(Source records)
○ ○ ○ ○

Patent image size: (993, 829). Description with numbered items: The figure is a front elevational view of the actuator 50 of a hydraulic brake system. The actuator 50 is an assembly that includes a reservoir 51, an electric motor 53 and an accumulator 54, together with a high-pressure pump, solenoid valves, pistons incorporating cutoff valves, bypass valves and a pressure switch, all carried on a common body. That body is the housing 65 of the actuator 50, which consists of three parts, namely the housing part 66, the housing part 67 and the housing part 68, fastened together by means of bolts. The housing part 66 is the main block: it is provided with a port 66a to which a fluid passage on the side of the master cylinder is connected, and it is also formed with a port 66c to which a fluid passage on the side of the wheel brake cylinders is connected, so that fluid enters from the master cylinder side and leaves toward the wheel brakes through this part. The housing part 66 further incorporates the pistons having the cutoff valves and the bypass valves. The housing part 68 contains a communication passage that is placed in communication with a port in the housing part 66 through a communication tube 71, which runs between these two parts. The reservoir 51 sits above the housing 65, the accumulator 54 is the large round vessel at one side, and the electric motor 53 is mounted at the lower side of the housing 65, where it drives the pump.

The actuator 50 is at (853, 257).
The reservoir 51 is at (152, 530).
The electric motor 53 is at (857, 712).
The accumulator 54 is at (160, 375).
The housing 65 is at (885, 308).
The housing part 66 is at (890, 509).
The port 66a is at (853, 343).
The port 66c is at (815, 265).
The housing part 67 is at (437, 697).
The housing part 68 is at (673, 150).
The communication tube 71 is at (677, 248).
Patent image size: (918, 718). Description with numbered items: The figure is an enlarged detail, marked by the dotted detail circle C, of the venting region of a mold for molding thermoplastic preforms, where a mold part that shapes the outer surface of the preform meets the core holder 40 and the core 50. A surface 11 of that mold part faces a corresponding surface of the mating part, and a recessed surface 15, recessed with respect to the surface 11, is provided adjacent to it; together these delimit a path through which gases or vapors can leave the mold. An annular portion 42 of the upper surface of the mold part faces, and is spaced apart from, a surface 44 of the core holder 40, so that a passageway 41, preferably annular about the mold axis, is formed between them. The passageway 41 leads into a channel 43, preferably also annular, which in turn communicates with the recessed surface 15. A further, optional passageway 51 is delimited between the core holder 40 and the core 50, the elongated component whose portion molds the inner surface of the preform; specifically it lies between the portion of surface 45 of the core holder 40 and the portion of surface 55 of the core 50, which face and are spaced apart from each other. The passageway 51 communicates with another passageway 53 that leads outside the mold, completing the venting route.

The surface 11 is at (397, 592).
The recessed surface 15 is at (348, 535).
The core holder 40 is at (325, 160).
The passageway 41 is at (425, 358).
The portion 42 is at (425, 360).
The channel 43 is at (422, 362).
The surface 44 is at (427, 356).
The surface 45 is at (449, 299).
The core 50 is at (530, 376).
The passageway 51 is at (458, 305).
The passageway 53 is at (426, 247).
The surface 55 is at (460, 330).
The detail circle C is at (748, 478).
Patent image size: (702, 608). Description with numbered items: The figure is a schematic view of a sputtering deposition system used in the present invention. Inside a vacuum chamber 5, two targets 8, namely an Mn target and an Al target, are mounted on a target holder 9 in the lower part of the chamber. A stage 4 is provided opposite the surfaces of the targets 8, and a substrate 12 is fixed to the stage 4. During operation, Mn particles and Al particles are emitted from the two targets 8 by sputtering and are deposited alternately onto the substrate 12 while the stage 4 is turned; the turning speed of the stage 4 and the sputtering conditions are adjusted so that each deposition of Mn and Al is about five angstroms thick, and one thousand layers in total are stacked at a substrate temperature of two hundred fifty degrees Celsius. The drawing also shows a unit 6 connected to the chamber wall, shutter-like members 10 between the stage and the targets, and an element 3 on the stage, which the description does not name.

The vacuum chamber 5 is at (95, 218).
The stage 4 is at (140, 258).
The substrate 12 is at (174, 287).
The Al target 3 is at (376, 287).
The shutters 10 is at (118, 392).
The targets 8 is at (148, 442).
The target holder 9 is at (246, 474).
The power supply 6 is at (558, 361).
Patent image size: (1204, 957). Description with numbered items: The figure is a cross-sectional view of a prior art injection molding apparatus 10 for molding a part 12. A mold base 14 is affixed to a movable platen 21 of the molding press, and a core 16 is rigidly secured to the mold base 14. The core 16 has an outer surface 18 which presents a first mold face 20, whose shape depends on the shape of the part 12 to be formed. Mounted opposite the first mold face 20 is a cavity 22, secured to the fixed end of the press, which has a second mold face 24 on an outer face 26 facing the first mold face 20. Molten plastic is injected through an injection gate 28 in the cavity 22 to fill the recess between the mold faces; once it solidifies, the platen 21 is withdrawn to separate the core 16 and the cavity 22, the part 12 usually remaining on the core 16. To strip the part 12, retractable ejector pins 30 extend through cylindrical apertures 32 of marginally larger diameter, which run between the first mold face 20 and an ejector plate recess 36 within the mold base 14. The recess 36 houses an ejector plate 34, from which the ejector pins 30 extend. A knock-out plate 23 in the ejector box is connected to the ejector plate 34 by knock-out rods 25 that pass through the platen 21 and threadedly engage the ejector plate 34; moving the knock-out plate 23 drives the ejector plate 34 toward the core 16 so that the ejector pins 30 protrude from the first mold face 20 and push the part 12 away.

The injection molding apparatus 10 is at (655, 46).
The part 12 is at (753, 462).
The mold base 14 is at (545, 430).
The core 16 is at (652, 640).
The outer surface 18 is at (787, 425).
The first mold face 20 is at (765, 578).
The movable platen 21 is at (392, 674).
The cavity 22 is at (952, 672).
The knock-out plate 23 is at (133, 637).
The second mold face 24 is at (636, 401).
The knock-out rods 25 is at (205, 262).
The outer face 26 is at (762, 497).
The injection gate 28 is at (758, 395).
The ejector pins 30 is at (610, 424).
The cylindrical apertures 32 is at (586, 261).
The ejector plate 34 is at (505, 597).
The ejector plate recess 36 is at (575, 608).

○ ○ ○ ○

Format the records from the line containing "Patent image size: (918, 718)." to the line containing "The surface 11 is at (397, 592)." as a numbered list, leaving out blank lines.

** Task solution **
1. Patent image size: (918, 718). Description with numbered items: The figure is an enlarged detail, marked by the dotted detail circle C, of the venting region of a mold for molding thermoplastic preforms, where a mold part that shapes the outer surface of the preform meets the core holder 40 and the core 50. A surface 11 of that mold part faces a corresponding surface of the mating part, and a recessed surface 15, recessed with respect to the surface 11, is provided adjacent to it; together these delimit a path through which gases or vapors can leave the mold. An annular portion 42 of the upper surface of the mold part faces, and is spaced apart from, a surface 44 of the core holder 40, so that a passageway 41, preferably annular about the mold axis, is formed between them. The passageway 41 leads into a channel 43, preferably also annular, which in turn communicates with the recessed surface 15. A further, optional passageway 51 is delimited between the core holder 40 and the core 50, the elongated component whose portion molds the inner surface of the preform; specifically it lies between the portion of surface 45 of the core holder 40 and the portion of surface 55 of the core 50, which face and are spaced apart from each other. The passageway 51 communicates with another passageway 53 that leads outside the mold, completing the venting route.
2. The surface 11 is at (397, 592).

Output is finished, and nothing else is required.